> _What the exercise asks_
In the entries that follow, find the word "xlabel" and report each line it is on.
[BEGIN Provided data]
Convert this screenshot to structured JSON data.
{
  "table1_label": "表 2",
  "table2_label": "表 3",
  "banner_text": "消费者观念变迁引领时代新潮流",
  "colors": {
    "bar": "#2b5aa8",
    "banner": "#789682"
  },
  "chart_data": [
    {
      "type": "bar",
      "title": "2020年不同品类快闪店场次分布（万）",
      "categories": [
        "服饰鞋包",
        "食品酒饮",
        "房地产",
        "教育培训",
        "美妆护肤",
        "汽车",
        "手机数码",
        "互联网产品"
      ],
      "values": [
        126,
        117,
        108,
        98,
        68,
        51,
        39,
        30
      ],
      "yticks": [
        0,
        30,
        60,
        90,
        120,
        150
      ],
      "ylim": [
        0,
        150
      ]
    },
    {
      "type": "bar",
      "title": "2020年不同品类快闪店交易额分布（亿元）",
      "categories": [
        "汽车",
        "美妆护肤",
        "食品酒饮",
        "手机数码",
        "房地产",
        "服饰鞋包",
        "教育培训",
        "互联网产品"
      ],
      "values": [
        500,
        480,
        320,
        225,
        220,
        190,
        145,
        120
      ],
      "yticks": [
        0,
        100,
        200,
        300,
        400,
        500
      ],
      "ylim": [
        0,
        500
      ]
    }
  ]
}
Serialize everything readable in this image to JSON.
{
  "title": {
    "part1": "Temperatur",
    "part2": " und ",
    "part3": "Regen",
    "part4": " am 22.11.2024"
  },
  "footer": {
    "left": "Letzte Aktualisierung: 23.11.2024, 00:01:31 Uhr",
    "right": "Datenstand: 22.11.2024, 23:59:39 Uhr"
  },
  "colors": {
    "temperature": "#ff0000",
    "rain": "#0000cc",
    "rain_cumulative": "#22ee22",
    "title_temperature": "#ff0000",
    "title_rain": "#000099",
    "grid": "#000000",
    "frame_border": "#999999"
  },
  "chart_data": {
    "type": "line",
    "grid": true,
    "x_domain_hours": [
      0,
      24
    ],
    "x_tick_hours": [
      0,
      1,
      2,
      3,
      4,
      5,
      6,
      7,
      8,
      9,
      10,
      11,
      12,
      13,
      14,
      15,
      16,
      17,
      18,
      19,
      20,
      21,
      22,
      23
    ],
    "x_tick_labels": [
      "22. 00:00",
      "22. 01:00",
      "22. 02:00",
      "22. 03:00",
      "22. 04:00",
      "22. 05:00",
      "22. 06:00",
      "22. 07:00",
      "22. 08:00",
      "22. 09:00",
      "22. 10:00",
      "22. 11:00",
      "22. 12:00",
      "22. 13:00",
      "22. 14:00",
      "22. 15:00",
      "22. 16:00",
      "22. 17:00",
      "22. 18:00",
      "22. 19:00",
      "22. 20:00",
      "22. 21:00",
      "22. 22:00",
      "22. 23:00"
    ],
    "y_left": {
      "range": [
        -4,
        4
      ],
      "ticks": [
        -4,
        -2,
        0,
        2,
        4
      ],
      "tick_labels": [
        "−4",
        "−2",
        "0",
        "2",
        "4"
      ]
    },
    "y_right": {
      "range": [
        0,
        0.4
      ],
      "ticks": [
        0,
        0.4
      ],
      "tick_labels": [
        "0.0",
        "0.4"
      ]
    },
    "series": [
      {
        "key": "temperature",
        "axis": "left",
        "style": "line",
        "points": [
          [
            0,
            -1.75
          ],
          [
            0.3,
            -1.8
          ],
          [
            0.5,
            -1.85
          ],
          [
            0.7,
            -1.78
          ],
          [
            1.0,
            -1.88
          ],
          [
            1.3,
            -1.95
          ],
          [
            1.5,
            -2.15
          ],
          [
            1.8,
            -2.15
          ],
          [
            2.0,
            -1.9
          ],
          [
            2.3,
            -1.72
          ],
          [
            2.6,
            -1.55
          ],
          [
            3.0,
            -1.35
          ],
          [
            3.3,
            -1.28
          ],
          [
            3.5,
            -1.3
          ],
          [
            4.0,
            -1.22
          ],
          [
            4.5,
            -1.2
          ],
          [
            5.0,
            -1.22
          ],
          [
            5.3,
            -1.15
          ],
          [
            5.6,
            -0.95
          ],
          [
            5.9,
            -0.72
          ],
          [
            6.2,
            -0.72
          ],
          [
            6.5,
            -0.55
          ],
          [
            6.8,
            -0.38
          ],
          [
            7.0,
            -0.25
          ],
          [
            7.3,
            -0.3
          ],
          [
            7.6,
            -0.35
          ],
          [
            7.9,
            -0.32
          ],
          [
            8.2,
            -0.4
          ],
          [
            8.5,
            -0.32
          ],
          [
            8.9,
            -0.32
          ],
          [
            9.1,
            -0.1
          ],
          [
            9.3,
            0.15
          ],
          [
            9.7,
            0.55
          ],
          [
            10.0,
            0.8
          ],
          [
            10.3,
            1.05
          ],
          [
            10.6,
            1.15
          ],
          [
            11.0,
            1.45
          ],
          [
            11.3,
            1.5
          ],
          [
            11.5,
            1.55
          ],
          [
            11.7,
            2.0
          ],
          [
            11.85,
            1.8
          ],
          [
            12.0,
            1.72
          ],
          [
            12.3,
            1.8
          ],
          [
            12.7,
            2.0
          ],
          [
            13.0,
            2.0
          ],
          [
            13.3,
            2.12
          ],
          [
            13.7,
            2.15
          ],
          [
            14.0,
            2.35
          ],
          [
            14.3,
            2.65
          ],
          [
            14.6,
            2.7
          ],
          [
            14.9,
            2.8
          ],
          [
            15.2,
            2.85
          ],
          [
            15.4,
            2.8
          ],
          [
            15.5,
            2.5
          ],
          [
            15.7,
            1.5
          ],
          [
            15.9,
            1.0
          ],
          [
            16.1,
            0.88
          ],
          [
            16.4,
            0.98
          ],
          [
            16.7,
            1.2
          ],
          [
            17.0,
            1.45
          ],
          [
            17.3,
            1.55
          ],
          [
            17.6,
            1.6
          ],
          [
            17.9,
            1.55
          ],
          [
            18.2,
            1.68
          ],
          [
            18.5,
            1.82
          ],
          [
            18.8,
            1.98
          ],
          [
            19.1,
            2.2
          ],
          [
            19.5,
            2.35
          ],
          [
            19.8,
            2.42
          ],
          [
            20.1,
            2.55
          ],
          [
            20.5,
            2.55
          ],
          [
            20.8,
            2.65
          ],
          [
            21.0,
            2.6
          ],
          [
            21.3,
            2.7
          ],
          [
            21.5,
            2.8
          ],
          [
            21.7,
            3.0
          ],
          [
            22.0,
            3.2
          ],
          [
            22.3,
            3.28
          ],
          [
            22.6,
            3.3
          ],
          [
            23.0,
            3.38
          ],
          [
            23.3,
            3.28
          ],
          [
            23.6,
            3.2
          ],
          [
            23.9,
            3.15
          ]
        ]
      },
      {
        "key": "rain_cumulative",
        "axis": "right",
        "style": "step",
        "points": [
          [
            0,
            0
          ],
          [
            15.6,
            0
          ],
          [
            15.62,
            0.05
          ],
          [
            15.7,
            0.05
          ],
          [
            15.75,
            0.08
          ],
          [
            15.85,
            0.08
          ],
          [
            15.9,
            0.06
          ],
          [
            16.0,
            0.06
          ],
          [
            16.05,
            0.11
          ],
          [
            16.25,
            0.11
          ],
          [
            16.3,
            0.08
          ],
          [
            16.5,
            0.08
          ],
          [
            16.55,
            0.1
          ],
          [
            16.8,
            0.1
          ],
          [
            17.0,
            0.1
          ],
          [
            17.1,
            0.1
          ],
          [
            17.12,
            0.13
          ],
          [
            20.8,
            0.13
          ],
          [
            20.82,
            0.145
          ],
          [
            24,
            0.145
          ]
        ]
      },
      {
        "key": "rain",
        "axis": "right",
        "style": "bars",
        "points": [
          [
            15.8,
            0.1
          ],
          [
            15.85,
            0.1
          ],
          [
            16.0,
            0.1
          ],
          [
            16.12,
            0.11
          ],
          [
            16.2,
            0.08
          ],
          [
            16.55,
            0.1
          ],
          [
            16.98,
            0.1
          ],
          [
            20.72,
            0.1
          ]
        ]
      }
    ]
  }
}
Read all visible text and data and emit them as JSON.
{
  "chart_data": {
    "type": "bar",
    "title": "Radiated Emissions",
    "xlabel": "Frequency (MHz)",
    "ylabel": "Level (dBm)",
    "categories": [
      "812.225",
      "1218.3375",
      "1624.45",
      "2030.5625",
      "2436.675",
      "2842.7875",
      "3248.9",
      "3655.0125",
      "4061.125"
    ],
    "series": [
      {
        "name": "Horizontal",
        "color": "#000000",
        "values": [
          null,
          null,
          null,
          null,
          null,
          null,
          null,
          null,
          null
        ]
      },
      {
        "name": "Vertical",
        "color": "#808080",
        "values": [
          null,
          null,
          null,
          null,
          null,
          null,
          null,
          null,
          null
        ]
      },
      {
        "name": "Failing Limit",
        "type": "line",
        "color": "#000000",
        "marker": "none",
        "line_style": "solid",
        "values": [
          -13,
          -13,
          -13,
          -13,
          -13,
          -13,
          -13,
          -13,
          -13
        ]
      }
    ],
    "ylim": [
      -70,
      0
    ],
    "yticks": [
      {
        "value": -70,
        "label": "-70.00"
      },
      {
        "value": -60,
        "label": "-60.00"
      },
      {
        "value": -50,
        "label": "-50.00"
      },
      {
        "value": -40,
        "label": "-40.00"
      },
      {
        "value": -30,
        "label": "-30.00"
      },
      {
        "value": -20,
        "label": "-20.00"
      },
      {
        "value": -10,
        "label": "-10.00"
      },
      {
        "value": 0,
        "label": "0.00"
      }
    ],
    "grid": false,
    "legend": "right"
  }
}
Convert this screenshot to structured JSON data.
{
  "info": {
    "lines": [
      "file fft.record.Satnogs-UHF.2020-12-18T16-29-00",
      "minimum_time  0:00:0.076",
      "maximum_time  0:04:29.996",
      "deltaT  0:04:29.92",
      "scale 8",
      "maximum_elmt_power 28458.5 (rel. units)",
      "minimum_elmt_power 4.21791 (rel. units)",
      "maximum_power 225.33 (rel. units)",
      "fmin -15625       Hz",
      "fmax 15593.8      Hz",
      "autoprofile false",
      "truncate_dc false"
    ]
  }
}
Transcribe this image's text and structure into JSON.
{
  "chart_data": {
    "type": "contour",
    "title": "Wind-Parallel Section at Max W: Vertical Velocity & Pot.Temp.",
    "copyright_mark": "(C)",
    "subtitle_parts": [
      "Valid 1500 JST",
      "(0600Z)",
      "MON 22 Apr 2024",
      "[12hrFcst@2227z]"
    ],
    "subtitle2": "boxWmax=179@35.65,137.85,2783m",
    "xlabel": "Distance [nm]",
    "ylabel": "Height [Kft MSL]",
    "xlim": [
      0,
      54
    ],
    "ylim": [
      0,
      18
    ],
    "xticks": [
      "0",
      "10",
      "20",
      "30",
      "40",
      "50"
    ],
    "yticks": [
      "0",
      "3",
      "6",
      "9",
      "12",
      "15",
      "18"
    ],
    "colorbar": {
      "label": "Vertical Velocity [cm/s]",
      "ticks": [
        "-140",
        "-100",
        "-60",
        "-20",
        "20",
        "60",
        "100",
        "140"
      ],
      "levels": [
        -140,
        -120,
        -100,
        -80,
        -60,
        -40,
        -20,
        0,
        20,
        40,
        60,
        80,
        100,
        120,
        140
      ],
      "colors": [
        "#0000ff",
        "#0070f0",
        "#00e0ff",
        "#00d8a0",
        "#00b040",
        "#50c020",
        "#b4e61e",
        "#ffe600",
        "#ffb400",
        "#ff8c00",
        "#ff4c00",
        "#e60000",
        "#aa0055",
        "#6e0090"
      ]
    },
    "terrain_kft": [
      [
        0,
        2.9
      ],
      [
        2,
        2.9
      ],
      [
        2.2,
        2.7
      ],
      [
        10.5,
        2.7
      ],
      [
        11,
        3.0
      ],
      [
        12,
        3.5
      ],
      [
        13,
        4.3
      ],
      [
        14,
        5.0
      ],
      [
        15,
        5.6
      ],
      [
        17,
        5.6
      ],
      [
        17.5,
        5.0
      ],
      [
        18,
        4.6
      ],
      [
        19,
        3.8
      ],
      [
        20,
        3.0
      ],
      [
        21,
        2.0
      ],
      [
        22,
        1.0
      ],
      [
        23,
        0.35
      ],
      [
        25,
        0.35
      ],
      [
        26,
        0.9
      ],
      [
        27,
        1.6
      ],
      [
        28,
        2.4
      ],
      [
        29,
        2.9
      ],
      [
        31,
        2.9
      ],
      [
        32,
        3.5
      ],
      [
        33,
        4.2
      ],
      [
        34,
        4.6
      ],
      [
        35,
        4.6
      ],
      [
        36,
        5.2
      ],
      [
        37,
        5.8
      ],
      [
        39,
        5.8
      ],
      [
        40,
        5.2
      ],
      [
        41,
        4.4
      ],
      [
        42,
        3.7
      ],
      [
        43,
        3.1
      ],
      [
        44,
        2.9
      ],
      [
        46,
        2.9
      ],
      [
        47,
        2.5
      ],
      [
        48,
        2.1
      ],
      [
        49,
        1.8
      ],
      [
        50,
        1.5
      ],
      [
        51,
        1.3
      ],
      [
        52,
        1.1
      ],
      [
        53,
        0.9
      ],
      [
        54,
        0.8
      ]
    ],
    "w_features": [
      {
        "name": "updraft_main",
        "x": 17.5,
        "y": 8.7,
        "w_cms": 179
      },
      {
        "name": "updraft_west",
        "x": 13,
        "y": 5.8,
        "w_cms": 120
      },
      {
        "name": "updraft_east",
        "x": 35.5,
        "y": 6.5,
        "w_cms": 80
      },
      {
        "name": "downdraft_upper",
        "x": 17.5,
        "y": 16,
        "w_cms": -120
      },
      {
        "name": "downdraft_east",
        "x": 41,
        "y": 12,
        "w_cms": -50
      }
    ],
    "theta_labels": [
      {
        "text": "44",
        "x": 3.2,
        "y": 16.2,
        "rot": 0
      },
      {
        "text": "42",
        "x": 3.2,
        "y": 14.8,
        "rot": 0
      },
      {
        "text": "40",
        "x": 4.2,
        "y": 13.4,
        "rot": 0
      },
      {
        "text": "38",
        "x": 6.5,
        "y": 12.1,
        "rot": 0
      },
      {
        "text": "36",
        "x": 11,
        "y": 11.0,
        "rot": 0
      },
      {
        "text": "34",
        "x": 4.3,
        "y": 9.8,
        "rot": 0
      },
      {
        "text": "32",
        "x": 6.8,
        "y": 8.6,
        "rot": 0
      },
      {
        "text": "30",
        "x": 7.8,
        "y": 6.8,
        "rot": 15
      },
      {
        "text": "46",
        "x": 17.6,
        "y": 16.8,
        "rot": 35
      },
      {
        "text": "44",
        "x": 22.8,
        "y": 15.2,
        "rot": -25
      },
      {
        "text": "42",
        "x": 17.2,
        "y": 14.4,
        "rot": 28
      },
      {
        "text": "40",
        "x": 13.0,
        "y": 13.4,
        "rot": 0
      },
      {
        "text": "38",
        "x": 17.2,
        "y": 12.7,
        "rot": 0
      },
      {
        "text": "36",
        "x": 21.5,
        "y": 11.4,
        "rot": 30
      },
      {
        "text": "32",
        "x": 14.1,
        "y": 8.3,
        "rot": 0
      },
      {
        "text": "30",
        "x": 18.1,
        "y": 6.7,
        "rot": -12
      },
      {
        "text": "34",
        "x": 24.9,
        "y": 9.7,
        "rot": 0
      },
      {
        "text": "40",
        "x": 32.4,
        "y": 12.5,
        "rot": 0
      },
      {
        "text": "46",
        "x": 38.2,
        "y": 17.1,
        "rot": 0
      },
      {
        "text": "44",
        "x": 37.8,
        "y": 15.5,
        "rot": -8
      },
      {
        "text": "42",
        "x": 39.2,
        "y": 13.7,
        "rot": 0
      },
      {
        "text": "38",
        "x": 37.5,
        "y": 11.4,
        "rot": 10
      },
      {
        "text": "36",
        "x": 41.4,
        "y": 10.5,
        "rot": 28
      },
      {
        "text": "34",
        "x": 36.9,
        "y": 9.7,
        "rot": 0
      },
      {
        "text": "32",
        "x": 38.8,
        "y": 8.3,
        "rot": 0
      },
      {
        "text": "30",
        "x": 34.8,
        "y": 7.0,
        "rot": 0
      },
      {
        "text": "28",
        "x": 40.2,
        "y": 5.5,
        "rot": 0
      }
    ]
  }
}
[END Provided data]
> _Answer to the task_
    "xlabel": "Frequency (MHz)",
    "xlabel": "Distance [nm]",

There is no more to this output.